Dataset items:
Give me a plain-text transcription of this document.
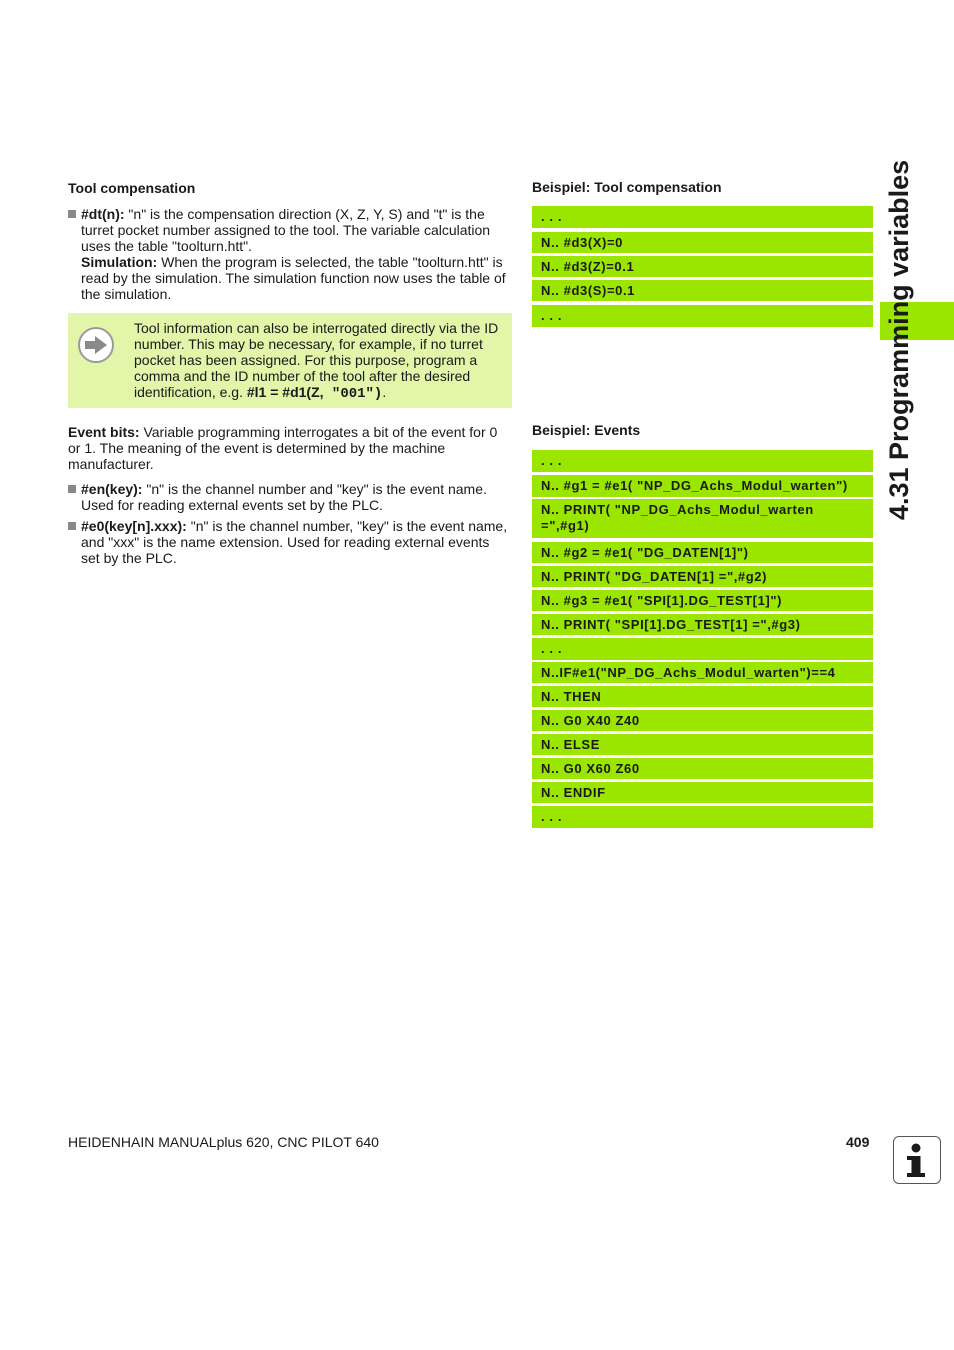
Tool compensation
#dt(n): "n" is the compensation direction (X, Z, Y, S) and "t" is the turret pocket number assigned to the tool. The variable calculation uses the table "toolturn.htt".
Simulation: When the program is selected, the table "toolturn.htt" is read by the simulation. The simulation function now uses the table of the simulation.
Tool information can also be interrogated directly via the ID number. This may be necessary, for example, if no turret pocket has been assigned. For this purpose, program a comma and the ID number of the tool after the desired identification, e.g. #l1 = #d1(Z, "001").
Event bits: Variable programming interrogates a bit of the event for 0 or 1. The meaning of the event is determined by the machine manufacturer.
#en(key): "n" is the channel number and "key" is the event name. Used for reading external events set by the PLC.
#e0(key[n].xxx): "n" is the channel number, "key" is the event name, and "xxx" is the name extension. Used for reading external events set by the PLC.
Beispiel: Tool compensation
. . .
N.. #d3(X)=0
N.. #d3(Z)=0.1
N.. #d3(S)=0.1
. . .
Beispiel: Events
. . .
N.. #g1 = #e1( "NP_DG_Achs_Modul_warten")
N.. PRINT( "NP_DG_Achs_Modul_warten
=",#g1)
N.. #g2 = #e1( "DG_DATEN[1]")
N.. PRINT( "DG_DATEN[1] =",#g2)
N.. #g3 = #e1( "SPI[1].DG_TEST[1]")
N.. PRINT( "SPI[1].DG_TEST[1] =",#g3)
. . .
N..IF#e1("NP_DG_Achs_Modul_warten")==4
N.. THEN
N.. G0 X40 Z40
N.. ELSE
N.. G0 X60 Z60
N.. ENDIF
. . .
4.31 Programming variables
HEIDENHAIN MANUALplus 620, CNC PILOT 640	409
---
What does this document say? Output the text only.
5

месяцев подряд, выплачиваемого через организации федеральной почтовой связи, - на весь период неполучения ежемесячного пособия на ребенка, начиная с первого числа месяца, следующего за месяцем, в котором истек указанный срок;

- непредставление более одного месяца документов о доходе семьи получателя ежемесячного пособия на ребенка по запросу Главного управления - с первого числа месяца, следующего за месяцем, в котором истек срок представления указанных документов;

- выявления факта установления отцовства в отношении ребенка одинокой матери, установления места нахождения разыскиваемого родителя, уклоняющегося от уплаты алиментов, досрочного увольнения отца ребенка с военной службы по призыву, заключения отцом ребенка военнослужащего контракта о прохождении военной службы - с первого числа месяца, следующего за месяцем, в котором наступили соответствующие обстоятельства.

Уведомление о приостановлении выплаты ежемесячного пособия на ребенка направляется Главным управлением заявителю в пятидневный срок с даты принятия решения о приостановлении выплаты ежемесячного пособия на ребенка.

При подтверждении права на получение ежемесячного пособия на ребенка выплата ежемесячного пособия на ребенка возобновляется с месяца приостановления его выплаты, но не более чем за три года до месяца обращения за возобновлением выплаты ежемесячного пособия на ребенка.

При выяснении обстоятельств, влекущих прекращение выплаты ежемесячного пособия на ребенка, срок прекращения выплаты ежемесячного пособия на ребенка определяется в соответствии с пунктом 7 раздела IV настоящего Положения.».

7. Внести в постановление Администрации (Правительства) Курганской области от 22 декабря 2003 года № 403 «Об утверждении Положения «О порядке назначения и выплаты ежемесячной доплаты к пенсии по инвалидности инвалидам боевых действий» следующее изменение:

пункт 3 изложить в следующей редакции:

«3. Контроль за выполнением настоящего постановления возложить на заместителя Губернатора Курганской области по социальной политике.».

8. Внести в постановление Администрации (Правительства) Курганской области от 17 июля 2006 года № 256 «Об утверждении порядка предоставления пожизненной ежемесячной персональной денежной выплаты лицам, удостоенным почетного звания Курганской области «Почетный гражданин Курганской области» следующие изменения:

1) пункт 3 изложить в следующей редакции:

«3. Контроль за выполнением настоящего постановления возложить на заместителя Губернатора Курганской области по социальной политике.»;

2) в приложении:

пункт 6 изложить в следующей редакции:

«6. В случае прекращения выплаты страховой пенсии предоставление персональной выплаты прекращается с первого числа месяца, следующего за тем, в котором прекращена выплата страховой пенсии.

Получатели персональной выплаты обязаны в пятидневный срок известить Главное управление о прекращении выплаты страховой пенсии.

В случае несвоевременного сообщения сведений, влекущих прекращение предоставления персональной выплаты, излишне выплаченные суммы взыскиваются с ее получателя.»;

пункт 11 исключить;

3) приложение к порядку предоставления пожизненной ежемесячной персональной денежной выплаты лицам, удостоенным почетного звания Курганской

SET TASK: Out of the records, collect only those lines that contain the string "compensation".

EXERCISE RESULT:
Tool compensation
#dt(n): "n" is the compensation direction (X, Z, Y, S) and "t" is the turret pocket number assigned to the tool. The variable calculation uses the table "toolturn.htt".
Beispiel: Tool compensation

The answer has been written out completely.